* [Records for the task]

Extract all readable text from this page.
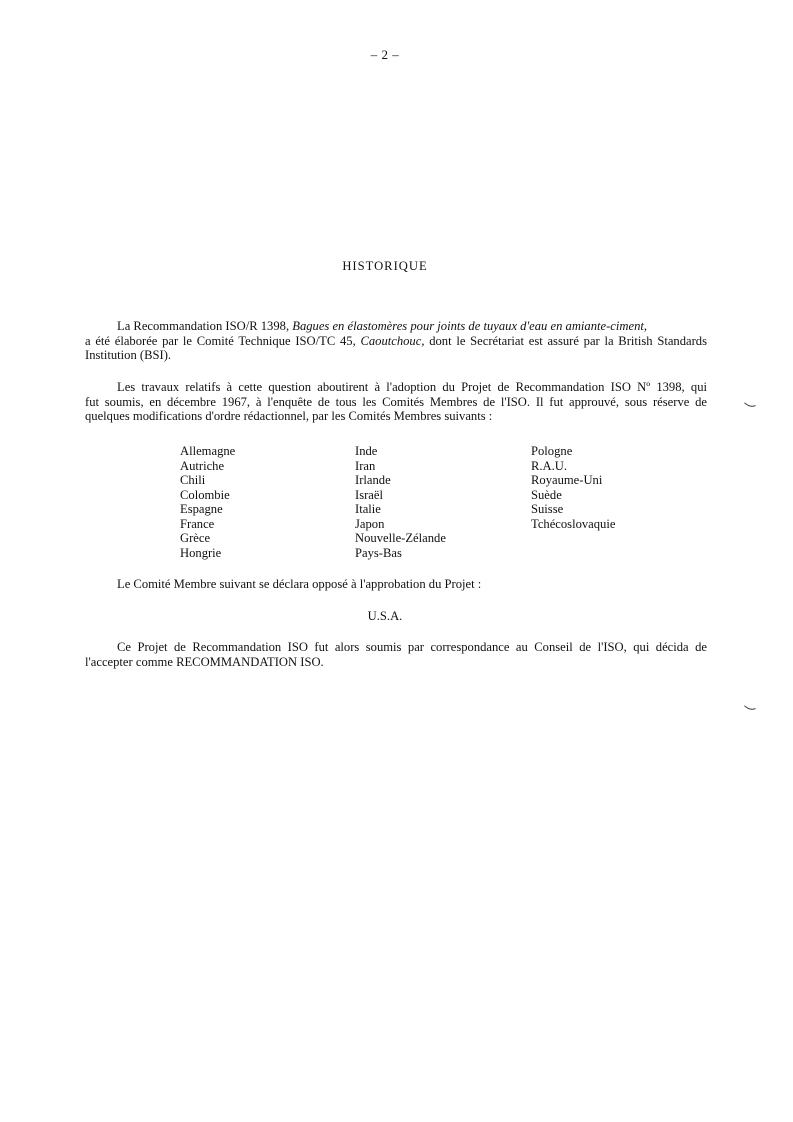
– 2 –
HISTORIQUE
La Recommandation ISO/R 1398, Bagues en élastomères pour joints de tuyaux d'eau en amiante-ciment,
a été élaborée par le Comité Technique ISO/TC 45, Caoutchouc, dont le Secrétariat est assuré par la British Standards
Institution (BSI).
Les travaux relatifs à cette question aboutirent à l'adoption du Projet de Recommandation ISO Nº 1398, qui
fut soumis, en décembre 1967, à l'enquête de tous les Comités Membres de l'ISO. Il fut approuvé, sous réserve de
quelques modifications d'ordre rédactionnel, par les Comités Membres suivants :
Allemagne
Autriche
Chili
Colombie
Espagne
France
Grèce
Hongrie
Inde
Iran
Irlande
Israël
Italie
Japon
Nouvelle-Zélande
Pays-Bas
Pologne
R.A.U.
Royaume-Uni
Suède
Suisse
Tchécoslovaquie
Le Comité Membre suivant se déclara opposé à l'approbation du Projet :
U.S.A.
Ce Projet de Recommandation ISO fut alors soumis par correspondance au Conseil de l'ISO, qui décida de
l'accepter comme RECOMMANDATION ISO.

* [Goal]
Show every line where the string "Comités" appears.

* [Full output]
fut soumis, en décembre 1967, à l'enquête de tous les Comités Membres de l'ISO. Il fut approuvé, sous réserve de
quelques modifications d'ordre rédactionnel, par les Comités Membres suivants :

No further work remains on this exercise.